Text extract →
>>>>>
All of the results listed in this subsection show that the SIMD based applications lead to considerable performance optimizations as compared to basic versions of the same applications. In most of the cases, the performance gain was more than 70%. The performance gain is due to SIMD intrinsics and auto-vectorizing options utilized in SIMD benchmarks. On mobile and embedded devices, performance and time optimizations are particularly important due to several resource constraints, such as battery lifetime. The mobile battery life can be increased if the application utilizes lesser time and the hardware supports execution of vector instructions. Moreover, the aforementioned results show considerable performance overhead in the translation of compiled code offloading. The SIMD benchmarks do not achieve the same performance gain on the emulated systems as compared to the physical systems. Therefore, optimization is required in the heterogeneous cross-platform execution of multimedia applications.
<<<<<
The request →
In the passage on SIMD performance, how large was the performance gain in most of the cases? The material is unrelated to the passage on SIMD performance.

Supplied entries →
>>>>>
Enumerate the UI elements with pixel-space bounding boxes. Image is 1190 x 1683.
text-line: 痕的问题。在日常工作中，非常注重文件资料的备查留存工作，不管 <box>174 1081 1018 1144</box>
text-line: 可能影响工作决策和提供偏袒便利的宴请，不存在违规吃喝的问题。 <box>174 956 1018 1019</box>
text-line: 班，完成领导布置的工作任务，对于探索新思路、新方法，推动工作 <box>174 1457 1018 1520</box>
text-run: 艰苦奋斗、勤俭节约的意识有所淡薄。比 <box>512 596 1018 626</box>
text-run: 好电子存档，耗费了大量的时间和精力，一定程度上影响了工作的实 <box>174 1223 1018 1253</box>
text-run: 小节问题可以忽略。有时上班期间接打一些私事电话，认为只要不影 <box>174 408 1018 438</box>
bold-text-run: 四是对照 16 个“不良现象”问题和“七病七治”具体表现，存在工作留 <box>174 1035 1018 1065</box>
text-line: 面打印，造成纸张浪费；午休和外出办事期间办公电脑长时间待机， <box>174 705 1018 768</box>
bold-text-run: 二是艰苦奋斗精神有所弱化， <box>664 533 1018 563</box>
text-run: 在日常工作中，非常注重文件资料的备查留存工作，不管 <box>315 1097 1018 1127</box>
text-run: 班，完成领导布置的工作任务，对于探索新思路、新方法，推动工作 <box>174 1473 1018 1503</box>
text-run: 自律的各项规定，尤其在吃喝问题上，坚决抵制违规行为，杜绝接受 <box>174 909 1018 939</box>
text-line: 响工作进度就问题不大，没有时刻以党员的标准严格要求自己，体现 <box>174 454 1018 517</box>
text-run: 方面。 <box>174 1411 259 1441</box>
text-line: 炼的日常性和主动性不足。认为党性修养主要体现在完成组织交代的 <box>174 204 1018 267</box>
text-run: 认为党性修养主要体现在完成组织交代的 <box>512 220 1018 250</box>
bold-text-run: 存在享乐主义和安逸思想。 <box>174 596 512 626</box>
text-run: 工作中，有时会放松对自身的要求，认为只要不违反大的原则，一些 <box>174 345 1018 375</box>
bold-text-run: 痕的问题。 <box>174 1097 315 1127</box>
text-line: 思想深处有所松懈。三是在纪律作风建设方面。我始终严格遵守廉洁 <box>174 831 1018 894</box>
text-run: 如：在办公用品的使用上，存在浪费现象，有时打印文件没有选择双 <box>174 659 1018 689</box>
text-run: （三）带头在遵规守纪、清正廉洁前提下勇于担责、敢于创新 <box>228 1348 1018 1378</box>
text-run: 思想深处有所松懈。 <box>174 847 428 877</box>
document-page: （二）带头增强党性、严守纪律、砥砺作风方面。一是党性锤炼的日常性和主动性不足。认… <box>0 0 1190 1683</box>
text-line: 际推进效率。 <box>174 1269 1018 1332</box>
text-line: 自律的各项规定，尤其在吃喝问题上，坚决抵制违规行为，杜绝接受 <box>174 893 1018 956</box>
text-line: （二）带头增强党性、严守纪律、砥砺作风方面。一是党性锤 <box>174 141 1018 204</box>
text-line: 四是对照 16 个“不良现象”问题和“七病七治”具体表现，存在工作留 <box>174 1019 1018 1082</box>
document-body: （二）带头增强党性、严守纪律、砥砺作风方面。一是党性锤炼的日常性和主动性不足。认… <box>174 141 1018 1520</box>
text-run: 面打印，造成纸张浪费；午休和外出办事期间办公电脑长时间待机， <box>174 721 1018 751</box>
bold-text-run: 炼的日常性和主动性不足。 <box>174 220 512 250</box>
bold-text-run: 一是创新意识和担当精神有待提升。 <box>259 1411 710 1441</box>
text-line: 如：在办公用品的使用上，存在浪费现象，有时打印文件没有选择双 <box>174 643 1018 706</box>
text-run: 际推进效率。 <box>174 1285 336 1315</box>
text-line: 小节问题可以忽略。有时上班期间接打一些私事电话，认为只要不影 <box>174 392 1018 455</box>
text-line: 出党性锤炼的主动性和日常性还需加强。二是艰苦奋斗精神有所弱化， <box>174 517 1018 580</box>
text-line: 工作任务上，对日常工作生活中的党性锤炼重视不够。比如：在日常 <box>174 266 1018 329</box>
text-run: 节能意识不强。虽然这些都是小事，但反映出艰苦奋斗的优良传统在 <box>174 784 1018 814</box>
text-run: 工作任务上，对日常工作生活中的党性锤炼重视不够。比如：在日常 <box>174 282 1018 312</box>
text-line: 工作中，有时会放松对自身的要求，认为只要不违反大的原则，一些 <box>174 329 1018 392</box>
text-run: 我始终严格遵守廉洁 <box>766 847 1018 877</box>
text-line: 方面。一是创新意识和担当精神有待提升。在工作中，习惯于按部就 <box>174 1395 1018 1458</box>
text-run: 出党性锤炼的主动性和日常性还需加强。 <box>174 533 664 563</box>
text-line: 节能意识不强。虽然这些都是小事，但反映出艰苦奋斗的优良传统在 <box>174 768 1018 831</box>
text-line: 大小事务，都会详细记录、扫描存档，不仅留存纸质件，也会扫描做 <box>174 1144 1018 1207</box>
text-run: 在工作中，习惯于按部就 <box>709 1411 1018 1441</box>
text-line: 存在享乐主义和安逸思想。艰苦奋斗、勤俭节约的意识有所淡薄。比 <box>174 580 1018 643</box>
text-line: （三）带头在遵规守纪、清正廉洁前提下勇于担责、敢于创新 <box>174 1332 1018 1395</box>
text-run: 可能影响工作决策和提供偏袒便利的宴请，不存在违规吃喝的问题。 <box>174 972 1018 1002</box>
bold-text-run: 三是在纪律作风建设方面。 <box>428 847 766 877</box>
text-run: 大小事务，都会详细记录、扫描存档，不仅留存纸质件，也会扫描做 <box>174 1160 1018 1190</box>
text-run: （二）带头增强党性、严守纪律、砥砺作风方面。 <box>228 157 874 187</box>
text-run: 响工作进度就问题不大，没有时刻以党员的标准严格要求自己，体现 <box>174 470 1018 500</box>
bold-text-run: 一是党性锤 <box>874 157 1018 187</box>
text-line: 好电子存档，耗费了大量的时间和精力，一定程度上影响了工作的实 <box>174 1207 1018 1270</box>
<<<<<
Complete response →
More than 70%.